--- START OF Source extract ---

I have a pandas dataframe like so :
cid code max date
1 A 32 date1
1 B 9 date2
1 C 25 date3
2 A 33 date4
2 B 11 date5
Basically, for every CID there might be N number of entries and N varies for each CID, for some it might be 1, 2 for some it might be 3 or more. I want to concatenate all rows having the same CID. I know some columns will end up empty for some IDs since their 'N' will be lower as compared to the N of other CIDs so I want to fill out -1 for those empty columns
I ran the following to group the dataframe by "cid" column :
maxscoredf = maxscoredf.set_index(['cid',maxscoredf.groupby('cid').cumcount().add(1)])

--- END OF Source extract ---
--- START OF Data rows ---

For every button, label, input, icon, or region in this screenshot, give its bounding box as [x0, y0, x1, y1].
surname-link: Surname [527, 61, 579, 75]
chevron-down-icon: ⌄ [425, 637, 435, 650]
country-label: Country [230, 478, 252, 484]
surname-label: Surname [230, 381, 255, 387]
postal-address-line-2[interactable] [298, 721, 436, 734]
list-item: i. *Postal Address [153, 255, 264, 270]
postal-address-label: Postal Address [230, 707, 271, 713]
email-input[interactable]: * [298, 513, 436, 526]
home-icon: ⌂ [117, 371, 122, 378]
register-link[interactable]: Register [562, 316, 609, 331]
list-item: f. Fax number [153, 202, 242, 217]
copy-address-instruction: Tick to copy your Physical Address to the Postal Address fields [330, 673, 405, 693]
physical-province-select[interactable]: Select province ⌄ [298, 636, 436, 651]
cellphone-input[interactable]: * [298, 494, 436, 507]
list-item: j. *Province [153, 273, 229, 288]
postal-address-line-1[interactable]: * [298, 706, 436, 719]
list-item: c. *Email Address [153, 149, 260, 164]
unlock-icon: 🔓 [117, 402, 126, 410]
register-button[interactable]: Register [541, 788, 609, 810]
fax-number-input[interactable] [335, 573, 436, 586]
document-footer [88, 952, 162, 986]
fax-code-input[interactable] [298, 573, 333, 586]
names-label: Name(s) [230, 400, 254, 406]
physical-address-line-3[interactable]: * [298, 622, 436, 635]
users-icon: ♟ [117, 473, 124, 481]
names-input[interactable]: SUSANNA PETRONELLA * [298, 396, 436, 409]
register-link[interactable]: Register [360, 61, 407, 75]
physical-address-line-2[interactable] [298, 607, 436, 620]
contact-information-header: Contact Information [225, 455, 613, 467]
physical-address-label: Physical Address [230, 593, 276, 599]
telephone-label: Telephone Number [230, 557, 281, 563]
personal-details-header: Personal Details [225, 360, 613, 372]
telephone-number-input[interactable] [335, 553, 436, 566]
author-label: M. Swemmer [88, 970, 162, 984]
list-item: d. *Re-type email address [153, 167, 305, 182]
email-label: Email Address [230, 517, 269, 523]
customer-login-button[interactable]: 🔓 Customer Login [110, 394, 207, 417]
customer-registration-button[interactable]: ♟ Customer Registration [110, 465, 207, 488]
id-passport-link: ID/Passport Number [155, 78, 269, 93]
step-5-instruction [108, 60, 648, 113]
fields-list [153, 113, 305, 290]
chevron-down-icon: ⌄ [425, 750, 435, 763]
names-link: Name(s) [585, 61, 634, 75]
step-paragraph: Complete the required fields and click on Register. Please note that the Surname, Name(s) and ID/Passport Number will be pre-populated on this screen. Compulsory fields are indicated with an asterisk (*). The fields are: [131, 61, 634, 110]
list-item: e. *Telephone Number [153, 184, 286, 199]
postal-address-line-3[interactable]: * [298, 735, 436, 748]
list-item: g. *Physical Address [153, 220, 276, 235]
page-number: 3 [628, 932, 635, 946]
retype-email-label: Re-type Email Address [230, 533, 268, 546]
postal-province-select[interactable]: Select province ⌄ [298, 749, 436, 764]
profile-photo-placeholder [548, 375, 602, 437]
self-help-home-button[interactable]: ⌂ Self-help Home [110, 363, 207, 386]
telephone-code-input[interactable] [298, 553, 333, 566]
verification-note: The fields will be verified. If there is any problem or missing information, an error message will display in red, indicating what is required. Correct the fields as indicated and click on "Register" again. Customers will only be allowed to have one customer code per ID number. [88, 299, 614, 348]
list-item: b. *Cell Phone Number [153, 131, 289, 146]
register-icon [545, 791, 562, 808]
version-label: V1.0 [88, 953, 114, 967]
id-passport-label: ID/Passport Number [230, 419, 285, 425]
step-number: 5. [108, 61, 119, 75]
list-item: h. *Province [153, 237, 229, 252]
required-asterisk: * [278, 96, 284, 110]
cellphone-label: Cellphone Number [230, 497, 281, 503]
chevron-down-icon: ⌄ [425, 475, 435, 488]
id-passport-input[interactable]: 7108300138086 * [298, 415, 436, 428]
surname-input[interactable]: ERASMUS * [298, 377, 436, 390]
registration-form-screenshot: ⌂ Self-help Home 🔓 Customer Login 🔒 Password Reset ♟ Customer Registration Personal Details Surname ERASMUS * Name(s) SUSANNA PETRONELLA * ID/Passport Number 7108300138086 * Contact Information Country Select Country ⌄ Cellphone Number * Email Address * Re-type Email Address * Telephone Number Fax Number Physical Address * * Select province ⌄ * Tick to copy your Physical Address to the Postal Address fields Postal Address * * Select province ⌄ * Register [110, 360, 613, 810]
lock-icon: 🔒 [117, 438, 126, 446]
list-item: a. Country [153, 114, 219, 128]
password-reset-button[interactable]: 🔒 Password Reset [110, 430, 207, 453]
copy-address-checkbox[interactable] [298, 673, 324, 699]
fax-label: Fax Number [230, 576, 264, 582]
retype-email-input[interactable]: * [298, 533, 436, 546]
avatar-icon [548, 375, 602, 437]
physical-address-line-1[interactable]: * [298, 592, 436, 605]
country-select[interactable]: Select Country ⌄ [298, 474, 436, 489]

--- END OF Data rows ---

▶ Goal
Retype the whole pandas dataframe post word for word. The entries come from a different source than the pandas dataframe post.

▶ Task answer
I have a pandas dataframe like so :
cid code max date
1 A 32 date1
1 B 9 date2
1 C 25 date3
2 A 33 date4
2 B 11 date5
Basically, for every CID there might be N number of entries and N varies for each CID, for some it might be 1, 2 for some it might be 3 or more. I want to concatenate all rows having the same CID. I know some columns will end up empty for some IDs since their 'N' will be lower as compared to the N of other CIDs so I want to fill out -1 for those empty columns
I ran the following to group the dataframe by "cid" column :
maxscoredf = maxscoredf.set_index(['cid',maxscoredf.groupby('cid').cumcount().add(1)])